• _Set exercise_: Each line in the entries below that holds the string "color" is to be listed.

▼▼▼

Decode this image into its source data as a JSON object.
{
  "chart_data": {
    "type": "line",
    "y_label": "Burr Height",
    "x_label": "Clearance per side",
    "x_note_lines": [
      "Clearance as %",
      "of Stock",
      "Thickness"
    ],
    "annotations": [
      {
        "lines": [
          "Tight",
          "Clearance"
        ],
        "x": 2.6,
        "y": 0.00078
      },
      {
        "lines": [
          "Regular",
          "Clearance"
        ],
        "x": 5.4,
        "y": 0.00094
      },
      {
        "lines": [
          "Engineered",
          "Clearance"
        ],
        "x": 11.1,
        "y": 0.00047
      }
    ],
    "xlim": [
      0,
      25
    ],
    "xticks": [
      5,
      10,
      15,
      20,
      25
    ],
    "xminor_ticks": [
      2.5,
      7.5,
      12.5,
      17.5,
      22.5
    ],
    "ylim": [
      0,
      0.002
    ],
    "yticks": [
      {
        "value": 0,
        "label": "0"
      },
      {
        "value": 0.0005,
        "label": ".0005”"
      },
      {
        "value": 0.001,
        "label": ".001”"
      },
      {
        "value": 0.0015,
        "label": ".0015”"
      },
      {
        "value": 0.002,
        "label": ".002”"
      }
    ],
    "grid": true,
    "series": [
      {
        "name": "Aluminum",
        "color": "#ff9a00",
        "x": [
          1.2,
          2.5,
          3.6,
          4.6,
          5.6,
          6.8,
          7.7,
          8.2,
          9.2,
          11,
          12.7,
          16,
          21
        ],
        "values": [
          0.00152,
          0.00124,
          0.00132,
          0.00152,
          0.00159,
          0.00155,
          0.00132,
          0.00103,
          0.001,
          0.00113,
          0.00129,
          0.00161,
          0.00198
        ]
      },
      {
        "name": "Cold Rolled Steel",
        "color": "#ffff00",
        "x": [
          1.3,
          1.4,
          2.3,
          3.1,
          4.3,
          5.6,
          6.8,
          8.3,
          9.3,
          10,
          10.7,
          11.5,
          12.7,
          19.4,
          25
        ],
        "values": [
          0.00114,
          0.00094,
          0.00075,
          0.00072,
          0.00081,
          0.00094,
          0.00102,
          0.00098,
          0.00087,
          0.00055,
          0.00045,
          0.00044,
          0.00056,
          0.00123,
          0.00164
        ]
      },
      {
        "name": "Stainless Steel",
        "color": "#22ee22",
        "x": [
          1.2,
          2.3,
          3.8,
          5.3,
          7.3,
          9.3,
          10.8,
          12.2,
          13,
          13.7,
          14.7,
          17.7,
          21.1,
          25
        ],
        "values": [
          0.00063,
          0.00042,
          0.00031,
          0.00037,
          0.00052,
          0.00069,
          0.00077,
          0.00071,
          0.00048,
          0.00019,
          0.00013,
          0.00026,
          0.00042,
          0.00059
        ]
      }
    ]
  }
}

▲▲▲

• _Output for this task_:
        "color": "#ff9a00",
        "color": "#ffff00",
        "color": "#22ee22",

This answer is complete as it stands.